(Task directions) Copy out, character for character, every row from the one containing "callout-support-gravel-layer: Lớp sỏi" down through the one containing "callout-activated-carbon-layer: Than hoạt", both ends included.

(Provided data)
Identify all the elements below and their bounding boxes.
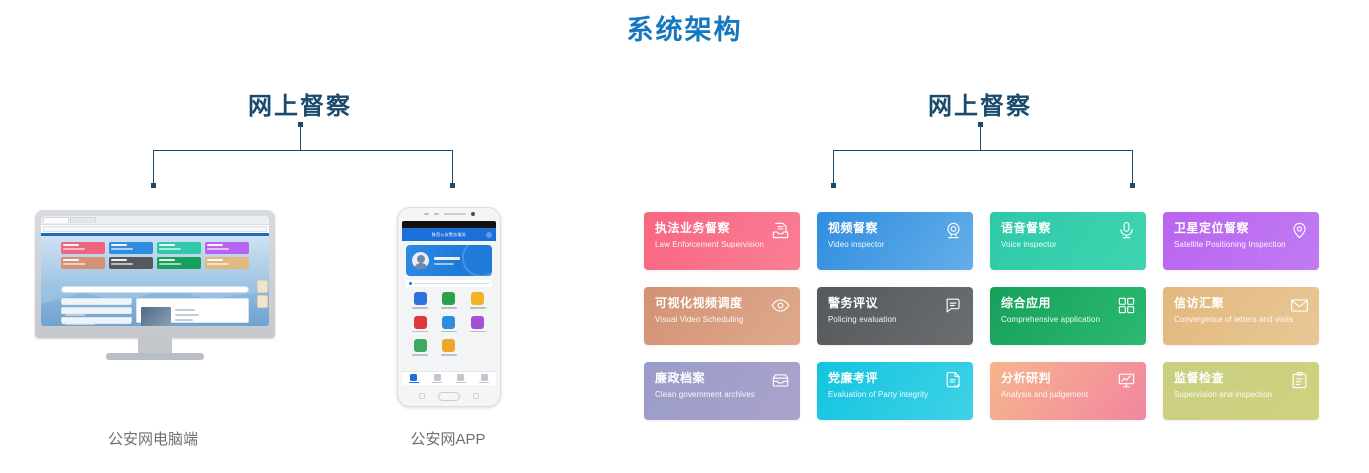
portal-mini-card xyxy=(205,257,249,269)
map-pin-icon xyxy=(1290,221,1309,240)
inbox-document-icon xyxy=(771,221,790,240)
grid-squares-icon xyxy=(1117,296,1136,315)
app-grid-item[interactable] xyxy=(435,339,464,356)
app-grid-item[interactable] xyxy=(435,316,464,333)
module-card-title-cn: 监督检查 xyxy=(1174,372,1308,384)
portal-mini-card xyxy=(157,242,201,254)
avatar xyxy=(412,252,429,269)
module-card-title-cn: 可视化视频调度 xyxy=(655,297,789,309)
portal-side-widgets xyxy=(257,280,268,310)
app-grid-item[interactable] xyxy=(435,292,464,309)
module-card[interactable]: 警务评议Policing evaluation xyxy=(817,287,973,345)
section-heading-left: 网上督察 xyxy=(180,86,420,121)
portal-mini-card xyxy=(61,242,105,254)
device-label-pc: 公安网电脑端 xyxy=(53,428,253,449)
module-card[interactable]: 视频督察Video inspector xyxy=(817,212,973,270)
module-card[interactable]: 廉政档案Clean government archives xyxy=(644,362,800,420)
desktop-monitor-icon xyxy=(35,210,275,370)
app-grid-item[interactable] xyxy=(463,292,492,309)
portal-card-grid xyxy=(61,242,249,269)
section-heading-right: 网上督察 xyxy=(860,86,1100,121)
module-card[interactable]: 党廉考评Evaluation of Party integrity xyxy=(817,362,973,420)
app-icon-grid xyxy=(406,292,492,356)
module-card[interactable]: 综合应用Comprehensive application xyxy=(990,287,1146,345)
module-card-title-en: Voice inspector xyxy=(1001,241,1135,250)
module-card[interactable]: 分析研判Analysis and judgement xyxy=(990,362,1146,420)
module-card-title-cn: 分析研判 xyxy=(1001,372,1135,384)
module-card-title-en: Comprehensive application xyxy=(1001,316,1135,325)
device-label-app: 公安网APP xyxy=(348,428,548,449)
app-message-icon xyxy=(486,232,492,238)
module-card[interactable]: 卫星定位督察Satellite Positioning Inspection xyxy=(1163,212,1319,270)
module-card[interactable]: 监督检查Supervision and inspection xyxy=(1163,362,1319,420)
portal-mini-card xyxy=(109,242,153,254)
app-navbar: 陕西公安警务服务 xyxy=(402,228,496,241)
app-tab-home[interactable] xyxy=(402,372,426,385)
module-card-title-en: Evaluation of Party integrity xyxy=(828,391,962,400)
browser-chrome xyxy=(41,216,269,225)
portal-mini-card xyxy=(109,257,153,269)
module-card-title-en: Analysis and judgement xyxy=(1001,391,1135,400)
app-tab-bar xyxy=(402,371,496,385)
module-card-title-cn: 执法业务督察 xyxy=(655,222,789,234)
module-card-grid: 执法业务督察Law Enforcement Supervision视频督察Vid… xyxy=(644,212,1324,420)
module-card-title-en: Supervision and inspection xyxy=(1174,391,1308,400)
page-title: 系统架构 xyxy=(0,8,1369,47)
chart-board-icon xyxy=(1117,371,1136,390)
module-card-title-en: Clean government archives xyxy=(655,391,789,400)
system-architecture-diagram: 系统架构 网上督察 网上督察 xyxy=(0,0,1369,473)
module-card-title-en: Satellite Positioning Inspection xyxy=(1174,241,1308,250)
app-profile-card xyxy=(406,245,492,276)
portal-mini-card xyxy=(61,257,105,269)
module-card-title-en: Convergence of letters and visits xyxy=(1174,316,1308,325)
module-card-title-cn: 视频督察 xyxy=(828,222,962,234)
mobile-phone-icon: 陕西公安警务服务 xyxy=(397,207,501,407)
app-grid-item[interactable] xyxy=(406,339,435,356)
document-check-icon xyxy=(944,371,963,390)
portal-mini-card xyxy=(205,242,249,254)
comment-bubble-icon xyxy=(944,296,963,315)
clipboard-list-icon xyxy=(1290,371,1309,390)
eye-icon xyxy=(771,296,790,315)
module-card-title-cn: 语音督察 xyxy=(1001,222,1135,234)
microphone-icon xyxy=(1117,221,1136,240)
app-tab-news[interactable] xyxy=(449,372,473,385)
phone-home-button xyxy=(438,392,460,401)
app-grid-item[interactable] xyxy=(463,316,492,333)
module-card-title-cn: 卫星定位督察 xyxy=(1174,222,1308,234)
envelope-icon xyxy=(1290,296,1309,315)
app-tab-mine[interactable] xyxy=(473,372,497,385)
app-tab-work[interactable] xyxy=(426,372,450,385)
portal-mini-card xyxy=(157,257,201,269)
app-grid-item[interactable] xyxy=(406,316,435,333)
module-card[interactable]: 信访汇聚Convergence of letters and visits xyxy=(1163,287,1319,345)
webcam-icon xyxy=(944,221,963,240)
app-notice-bar xyxy=(406,280,492,287)
module-card[interactable]: 执法业务督察Law Enforcement Supervision xyxy=(644,212,800,270)
module-card-title-cn: 警务评议 xyxy=(828,297,962,309)
module-card-title-cn: 综合应用 xyxy=(1001,297,1135,309)
module-card-title-en: Visual Video Scheduling xyxy=(655,316,789,325)
module-card-title-cn: 廉政档案 xyxy=(655,372,789,384)
module-card-title-en: Video inspector xyxy=(828,241,962,250)
module-card[interactable]: 可视化视频调度Visual Video Scheduling xyxy=(644,287,800,345)
app-nav-title: 陕西公安警务服务 xyxy=(432,232,466,238)
file-tray-icon xyxy=(771,371,790,390)
module-card-title-en: Law Enforcement Supervision xyxy=(655,241,789,250)
module-card-title-en: Policing evaluation xyxy=(828,316,962,325)
module-card[interactable]: 语音督察Voice inspector xyxy=(990,212,1146,270)
app-grid-item[interactable] xyxy=(406,292,435,309)
portal-search-bar xyxy=(61,286,249,293)
module-card-title-cn: 党廉考评 xyxy=(828,372,962,384)
module-card-title-cn: 信访汇聚 xyxy=(1174,297,1308,309)
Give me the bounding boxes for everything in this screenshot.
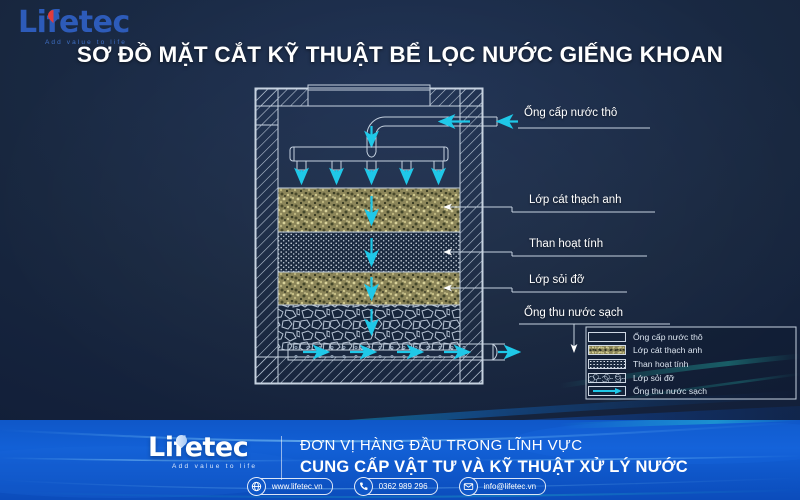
callout-support-gravel-layer: Lớp sỏi đỡ [529,274,584,286]
legend-label: Ống thu nước sạch [633,386,707,396]
legend-item-quartz-sand-layer: Lớp cát thạch anh [588,344,794,358]
callout-clean-water-outlet-pipe: Ống thu nước sạch [524,307,623,319]
callout-raw-water-inlet-pipe: Ống cấp nước thô [524,107,617,119]
callout-activated-carbon-layer: Than hoạt tính [529,238,603,250]
contact-email[interactable]: info@lifetec.vn [466,478,547,495]
contact-website[interactable]: www.lifetec.vn [254,478,333,495]
brand-name: Lifetec [148,434,268,461]
legend-swatch-gravel-icon [588,373,626,383]
legend-swatch-flow-arrow-icon [588,386,626,396]
legend-item-raw-water-inlet-pipe: Ống cấp nước thô [588,330,794,344]
footer-logo: Lifetec Add value to life [148,434,268,470]
contact-text: 0362 989 296 [379,482,428,491]
contact-phone[interactable]: 0362 989 296 [361,478,438,495]
footer-banner: Lifetec Add value to life ĐƠN VỊ HÀNG ĐẦ… [0,420,800,500]
contact-text: info@lifetec.vn [484,482,537,491]
footer-contacts: www.lifetec.vn 0362 989 296 info@life [0,478,800,495]
footer-divider [281,436,282,480]
callout-quartz-sand-layer: Lớp cát thạch anh [529,194,622,206]
legend-item-clean-water-outlet-pipe: Ống thu nước sạch [588,384,794,398]
contact-text: www.lifetec.vn [272,482,323,491]
footer-headline-2: CUNG CẤP VẬT TƯ VÀ KỸ THUẬT XỬ LÝ NƯỚC [300,458,688,477]
legend-label: Lớp cát thạch anh [633,345,702,355]
brand-tagline: Add value to life [172,463,268,470]
legend-item-support-gravel-layer: Lớp sỏi đỡ [588,371,794,385]
envelope-icon [459,477,478,496]
legend-label: Lớp sỏi đỡ [633,373,674,383]
legend-swatch-pipe-icon [588,332,626,342]
legend-label: Ống cấp nước thô [633,332,703,342]
legend-label: Than hoạt tính [633,359,688,369]
phone-icon [354,477,373,496]
legend: Ống cấp nước thô Lớp cát thạch anh Than … [588,330,794,398]
legend-swatch-carbon-icon [588,359,626,369]
legend-swatch-sand-icon [588,345,626,355]
globe-icon [247,477,266,496]
footer-headline-1: ĐƠN VỊ HÀNG ĐẦU TRONG LĨNH VỰC [300,437,582,454]
legend-item-activated-carbon-layer: Than hoạt tính [588,357,794,371]
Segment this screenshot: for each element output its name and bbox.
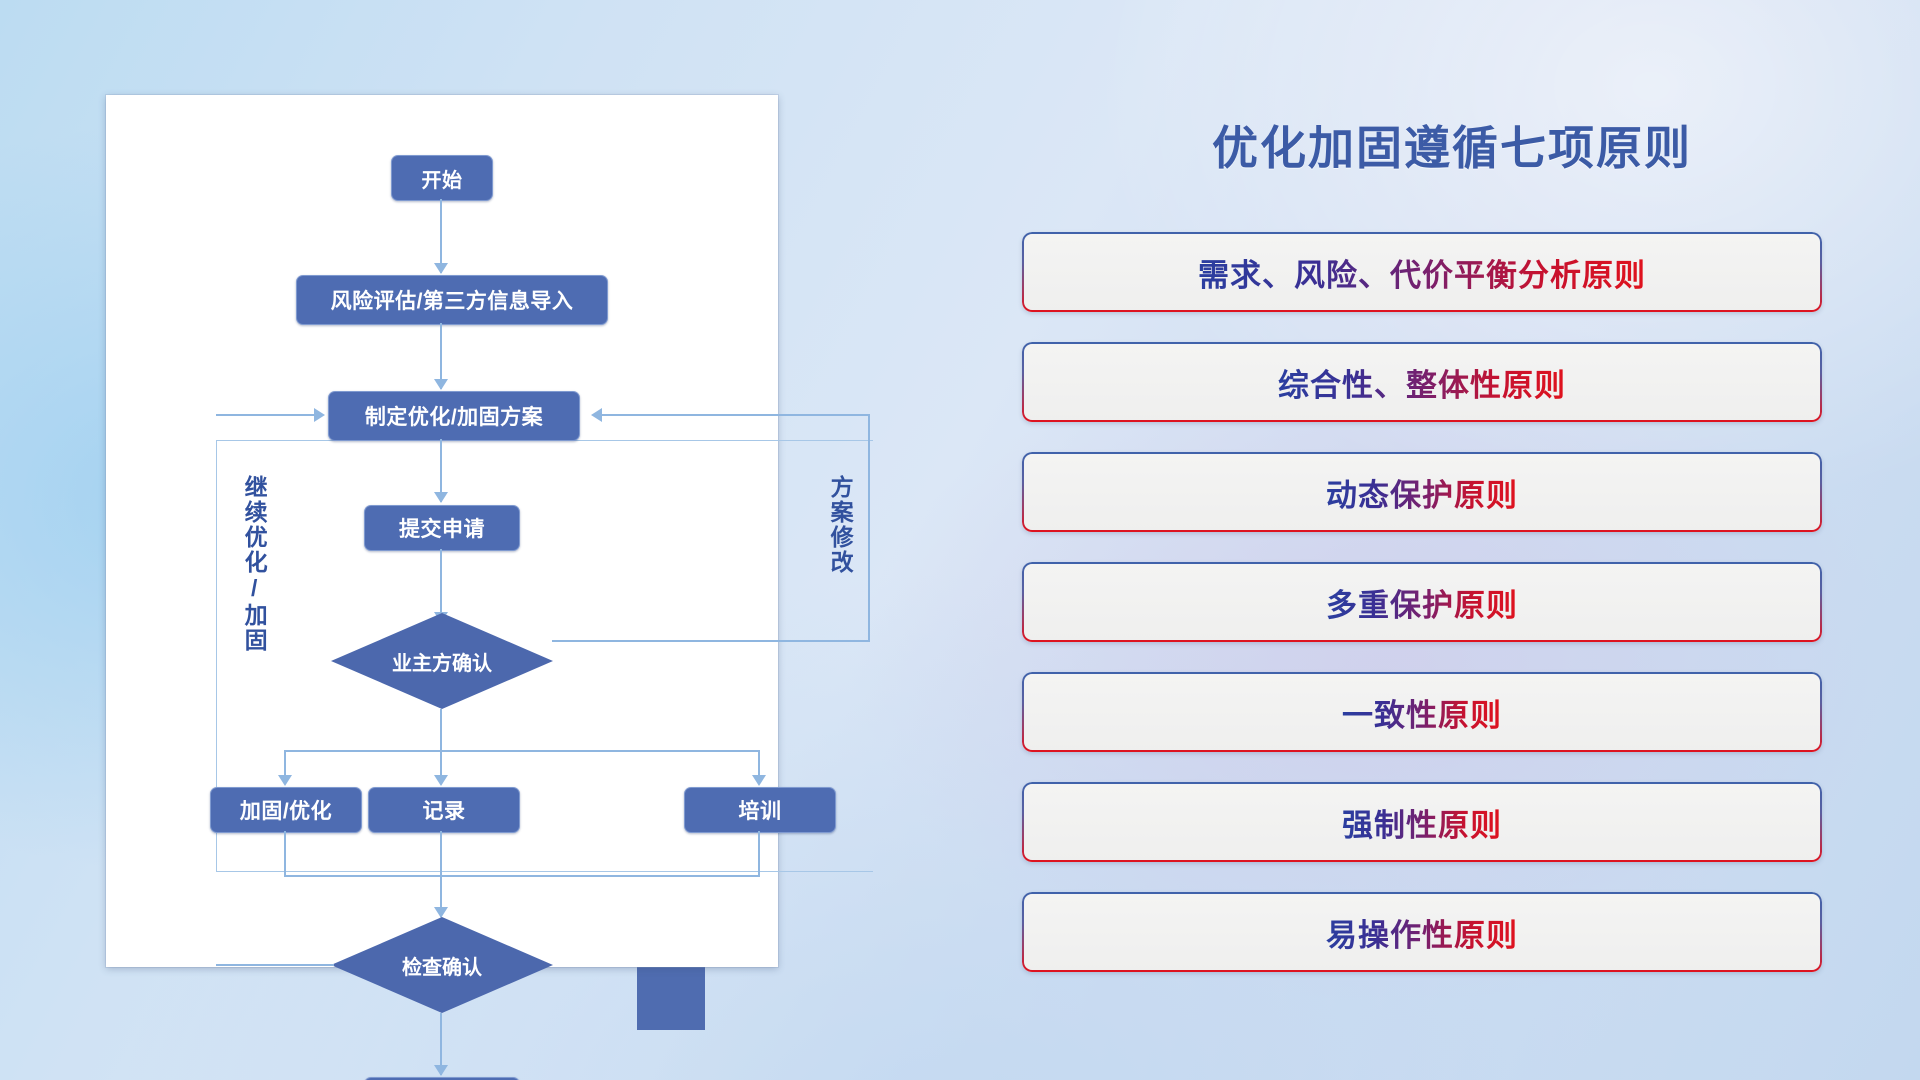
arrow-right-loop-into-plan xyxy=(591,408,602,422)
arrow-fanout-mid xyxy=(434,775,448,786)
connector-start-to-risk xyxy=(440,199,442,273)
principle-label: 需求、风险、代价平衡分析原则 xyxy=(1198,250,1646,295)
principle-card-6[interactable]: 强制性原则 xyxy=(1022,782,1822,862)
arrow-fanout-right xyxy=(752,775,766,786)
connector-fanin-right xyxy=(758,831,760,877)
principle-card-2[interactable]: 综合性、整体性原则 xyxy=(1022,342,1822,422)
node-submit-application[interactable]: 提交申请 xyxy=(364,505,520,551)
principle-card-1[interactable]: 需求、风险、代价平衡分析原则 xyxy=(1022,232,1822,312)
principle-label: 强制性原则 xyxy=(1342,800,1502,845)
decor-accent-horizontal xyxy=(637,962,705,1030)
node-risk-assessment[interactable]: 风险评估/第三方信息导入 xyxy=(296,275,608,325)
connector-fanout-bus xyxy=(284,750,760,752)
principle-label: 综合性、整体性原则 xyxy=(1278,360,1566,405)
page-title: 优化加固遵循七项原则 xyxy=(1152,112,1752,178)
connector-fanin-mid xyxy=(440,831,442,877)
node-record[interactable]: 记录 xyxy=(368,787,520,833)
node-make-plan[interactable]: 制定优化/加固方案 xyxy=(328,391,580,441)
principle-label: 动态保护原则 xyxy=(1326,470,1518,515)
connector-owner-to-right-rail xyxy=(552,640,870,642)
principle-card-4[interactable]: 多重保护原则 xyxy=(1022,562,1822,642)
flowchart-card: 开始 风险评估/第三方信息导入 制定优化/加固方案 继续优化/加固 方案修改 提… xyxy=(106,95,778,967)
connector-right-loop-into-plan xyxy=(602,414,870,416)
connector-fanin-bus xyxy=(284,875,760,877)
connector-check-to-left-rail xyxy=(216,964,334,966)
connector-left-loop-into-plan xyxy=(216,414,316,416)
principles-list: 需求、风险、代价平衡分析原则 综合性、整体性原则 动态保护原则 多重保护原则 一… xyxy=(1022,232,1822,1002)
arrow-risk-to-plan xyxy=(434,379,448,390)
principle-label: 易操作性原则 xyxy=(1326,910,1518,955)
arrow-plan-to-submit xyxy=(434,492,448,503)
principle-card-7[interactable]: 易操作性原则 xyxy=(1022,892,1822,972)
edge-label-right-loop: 方案修改 xyxy=(828,475,852,575)
node-reinforce[interactable]: 加固/优化 xyxy=(210,787,362,833)
arrow-left-loop-into-plan xyxy=(314,408,325,422)
principle-label: 一致性原则 xyxy=(1342,690,1502,735)
slide-canvas: 开始 风险评估/第三方信息导入 制定优化/加固方案 继续优化/加固 方案修改 提… xyxy=(0,0,1920,1080)
connector-fanin-left xyxy=(284,831,286,877)
connector-owner-down xyxy=(440,709,442,751)
node-check-confirm[interactable]: 检查确认 xyxy=(331,917,553,1013)
principle-card-5[interactable]: 一致性原则 xyxy=(1022,672,1822,752)
node-training[interactable]: 培训 xyxy=(684,787,836,833)
node-start[interactable]: 开始 xyxy=(391,155,493,201)
connector-right-loop-vertical xyxy=(868,414,870,642)
arrow-start-to-risk xyxy=(434,263,448,274)
arrow-fanout-left xyxy=(278,775,292,786)
arrow-bus-to-check xyxy=(434,907,448,918)
arrow-check-to-report xyxy=(434,1065,448,1076)
principle-card-3[interactable]: 动态保护原则 xyxy=(1022,452,1822,532)
edge-label-left-loop: 继续优化/加固 xyxy=(242,475,266,653)
principle-label: 多重保护原则 xyxy=(1326,580,1518,625)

(Correct answer)
callout-support-gravel-layer: Lớp sỏi đỡ [529,274,584,286]
legend-label: Ống thu nước sạch [633,386,707,396]
legend-item-quartz-sand-layer: Lớp cát thạch anh [588,344,794,358]
callout-clean-water-outlet-pipe: Ống thu nước sạch [524,307,623,319]
callout-raw-water-inlet-pipe: Ống cấp nước thô [524,107,617,119]
callout-activated-carbon-layer: Than hoạt tính [529,238,603,250]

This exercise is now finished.